Can you quote the records below in full, word for word?

==== Supplied records ====

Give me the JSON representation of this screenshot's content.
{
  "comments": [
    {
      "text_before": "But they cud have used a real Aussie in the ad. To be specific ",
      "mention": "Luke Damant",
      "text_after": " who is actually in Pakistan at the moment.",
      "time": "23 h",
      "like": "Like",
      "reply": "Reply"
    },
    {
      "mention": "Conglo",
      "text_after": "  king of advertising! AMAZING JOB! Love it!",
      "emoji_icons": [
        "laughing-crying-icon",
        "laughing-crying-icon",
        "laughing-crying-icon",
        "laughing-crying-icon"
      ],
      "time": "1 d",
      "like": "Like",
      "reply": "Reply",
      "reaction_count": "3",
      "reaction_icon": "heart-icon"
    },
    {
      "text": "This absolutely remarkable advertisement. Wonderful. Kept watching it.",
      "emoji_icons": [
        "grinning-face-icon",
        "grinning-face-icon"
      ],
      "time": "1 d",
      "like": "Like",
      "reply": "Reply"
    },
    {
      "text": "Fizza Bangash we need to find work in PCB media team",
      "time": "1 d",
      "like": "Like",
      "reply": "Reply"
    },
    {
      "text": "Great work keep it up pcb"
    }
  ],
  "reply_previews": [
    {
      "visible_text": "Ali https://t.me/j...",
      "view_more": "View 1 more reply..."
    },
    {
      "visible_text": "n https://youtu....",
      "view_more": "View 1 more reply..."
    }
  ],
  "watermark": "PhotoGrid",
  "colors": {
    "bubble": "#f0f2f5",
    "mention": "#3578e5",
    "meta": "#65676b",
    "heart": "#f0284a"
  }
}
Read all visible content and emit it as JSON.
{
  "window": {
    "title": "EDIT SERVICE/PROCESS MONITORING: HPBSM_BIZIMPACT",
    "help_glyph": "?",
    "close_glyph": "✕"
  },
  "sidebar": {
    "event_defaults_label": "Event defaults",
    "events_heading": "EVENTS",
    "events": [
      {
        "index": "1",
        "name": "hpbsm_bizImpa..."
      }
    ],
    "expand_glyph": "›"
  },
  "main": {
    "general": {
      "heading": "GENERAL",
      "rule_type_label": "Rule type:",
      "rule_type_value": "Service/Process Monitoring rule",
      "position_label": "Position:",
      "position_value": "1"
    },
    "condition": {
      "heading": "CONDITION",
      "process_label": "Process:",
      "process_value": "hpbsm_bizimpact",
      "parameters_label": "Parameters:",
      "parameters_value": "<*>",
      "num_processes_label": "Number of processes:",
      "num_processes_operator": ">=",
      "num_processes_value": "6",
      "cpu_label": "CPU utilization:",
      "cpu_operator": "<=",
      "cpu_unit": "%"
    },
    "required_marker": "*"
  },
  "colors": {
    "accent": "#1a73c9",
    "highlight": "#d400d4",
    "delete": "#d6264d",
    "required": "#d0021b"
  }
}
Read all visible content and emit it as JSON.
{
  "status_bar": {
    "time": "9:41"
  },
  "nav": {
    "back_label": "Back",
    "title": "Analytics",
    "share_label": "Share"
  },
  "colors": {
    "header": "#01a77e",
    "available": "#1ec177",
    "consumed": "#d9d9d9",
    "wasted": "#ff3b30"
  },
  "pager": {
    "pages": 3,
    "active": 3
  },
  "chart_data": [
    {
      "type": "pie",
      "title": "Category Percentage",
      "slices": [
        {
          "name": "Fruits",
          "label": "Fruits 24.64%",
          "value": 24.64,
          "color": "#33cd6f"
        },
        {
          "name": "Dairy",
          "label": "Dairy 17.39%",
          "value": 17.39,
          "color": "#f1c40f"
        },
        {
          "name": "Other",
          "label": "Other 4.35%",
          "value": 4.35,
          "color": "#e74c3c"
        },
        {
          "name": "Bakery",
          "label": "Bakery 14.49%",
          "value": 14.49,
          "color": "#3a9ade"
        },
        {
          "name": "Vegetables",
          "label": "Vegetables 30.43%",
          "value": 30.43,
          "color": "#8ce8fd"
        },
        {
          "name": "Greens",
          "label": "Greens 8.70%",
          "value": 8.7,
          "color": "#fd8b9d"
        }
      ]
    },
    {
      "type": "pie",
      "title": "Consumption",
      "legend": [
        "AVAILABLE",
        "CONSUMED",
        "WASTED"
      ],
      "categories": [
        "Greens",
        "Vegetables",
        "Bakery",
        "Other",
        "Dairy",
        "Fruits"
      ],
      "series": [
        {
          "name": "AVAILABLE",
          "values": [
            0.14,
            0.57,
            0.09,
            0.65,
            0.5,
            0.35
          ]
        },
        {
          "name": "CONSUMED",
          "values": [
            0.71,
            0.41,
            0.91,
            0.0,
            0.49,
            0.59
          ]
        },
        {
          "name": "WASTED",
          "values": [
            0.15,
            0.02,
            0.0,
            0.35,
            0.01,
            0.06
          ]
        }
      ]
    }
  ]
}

====

■ Answer for the task
Give me the JSON representation of this screenshot's content.
{
  "comments": [
    {
      "text_before": "But they cud have used a real Aussie in the ad. To be specific ",
      "mention": "Luke Damant",
      "text_after": " who is actually in Pakistan at the moment.",
      "time": "23 h",
      "like": "Like",
      "reply": "Reply"
    },
    {
      "mention": "Conglo",
      "text_after": "  king of advertising! AMAZING JOB! Love it!",
      "emoji_icons": [
        "laughing-crying-icon",
        "laughing-crying-icon",
        "laughing-crying-icon",
        "laughing-crying-icon"
      ],
      "time": "1 d",
      "like": "Like",
      "reply": "Reply",
      "reaction_count": "3",
      "reaction_icon": "heart-icon"
    },
    {
      "text": "This absolutely remarkable advertisement. Wonderful. Kept watching it.",
      "emoji_icons": [
        "grinning-face-icon",
        "grinning-face-icon"
      ],
      "time": "1 d",
      "like": "Like",
      "reply": "Reply"
    },
    {
      "text": "Fizza Bangash we need to find work in PCB media team",
      "time": "1 d",
      "like": "Like",
      "reply": "Reply"
    },
    {
      "text": "Great work keep it up pcb"
    }
  ],
  "reply_previews": [
    {
      "visible_text": "Ali https://t.me/j...",
      "view_more": "View 1 more reply..."
    },
    {
      "visible_text": "n https://youtu....",
      "view_more": "View 1 more reply..."
    }
  ],
  "watermark": "PhotoGrid",
  "colors": {
    "bubble": "#f0f2f5",
    "mention": "#3578e5",
    "meta": "#65676b",
    "heart": "#f0284a"
  }
}
Read all visible content and emit it as JSON.
{
  "window": {
    "title": "EDIT SERVICE/PROCESS MONITORING: HPBSM_BIZIMPACT",
    "help_glyph": "?",
    "close_glyph": "✕"
  },
  "sidebar": {
    "event_defaults_label": "Event defaults",
    "events_heading": "EVENTS",
    "events": [
      {
        "index": "1",
        "name": "hpbsm_bizImpa..."
      }
    ],
    "expand_glyph": "›"
  },
  "main": {
    "general": {
      "heading": "GENERAL",
      "rule_type_label": "Rule type:",
      "rule_type_value": "Service/Process Monitoring rule",
      "position_label": "Position:",
      "position_value": "1"
    },
    "condition": {
      "heading": "CONDITION",
      "process_label": "Process:",
      "process_value": "hpbsm_bizimpact",
      "parameters_label": "Parameters:",
      "parameters_value": "<*>",
      "num_processes_label": "Number of processes:",
      "num_processes_operator": ">=",
      "num_processes_value": "6",
      "cpu_label": "CPU utilization:",
      "cpu_operator": "<=",
      "cpu_unit": "%"
    },
    "required_marker": "*"
  },
  "colors": {
    "accent": "#1a73c9",
    "highlight": "#d400d4",
    "delete": "#d6264d",
    "required": "#d0021b"
  }
}
Read all visible content and emit it as JSON.
{
  "status_bar": {
    "time": "9:41"
  },
  "nav": {
    "back_label": "Back",
    "title": "Analytics",
    "share_label": "Share"
  },
  "colors": {
    "header": "#01a77e",
    "available": "#1ec177",
    "consumed": "#d9d9d9",
    "wasted": "#ff3b30"
  },
  "pager": {
    "pages": 3,
    "active": 3
  },
  "chart_data": [
    {
      "type": "pie",
      "title": "Category Percentage",
      "slices": [
        {
          "name": "Fruits",
          "label": "Fruits 24.64%",
          "value": 24.64,
          "color": "#33cd6f"
        },
        {
          "name": "Dairy",
          "label": "Dairy 17.39%",
          "value": 17.39,
          "color": "#f1c40f"
        },
        {
          "name": "Other",
          "label": "Other 4.35%",
          "value": 4.35,
          "color": "#e74c3c"
        },
        {
          "name": "Bakery",
          "label": "Bakery 14.49%",
          "value": 14.49,
          "color": "#3a9ade"
        },
        {
          "name": "Vegetables",
          "label": "Vegetables 30.43%",
          "value": 30.43,
          "color": "#8ce8fd"
        },
        {
          "name": "Greens",
          "label": "Greens 8.70%",
          "value": 8.7,
          "color": "#fd8b9d"
        }
      ]
    },
    {
      "type": "pie",
      "title": "Consumption",
      "legend": [
        "AVAILABLE",
        "CONSUMED",
        "WASTED"
      ],
      "categories": [
        "Greens",
        "Vegetables",
        "Bakery",
        "Other",
        "Dairy",
        "Fruits"
      ],
      "series": [
        {
          "name": "AVAILABLE",
          "values": [
            0.14,
            0.57,
            0.09,
            0.65,
            0.5,
            0.35
          ]
        },
        {
          "name": "CONSUMED",
          "values": [
            0.71,
            0.41,
            0.91,
            0.0,
            0.49,
            0.59
          ]
        },
        {
          "name": "WASTED",
          "values": [
            0.15,
            0.02,
            0.0,
            0.35,
            0.01,
            0.06
          ]
        }
      ]
    }
  ]
}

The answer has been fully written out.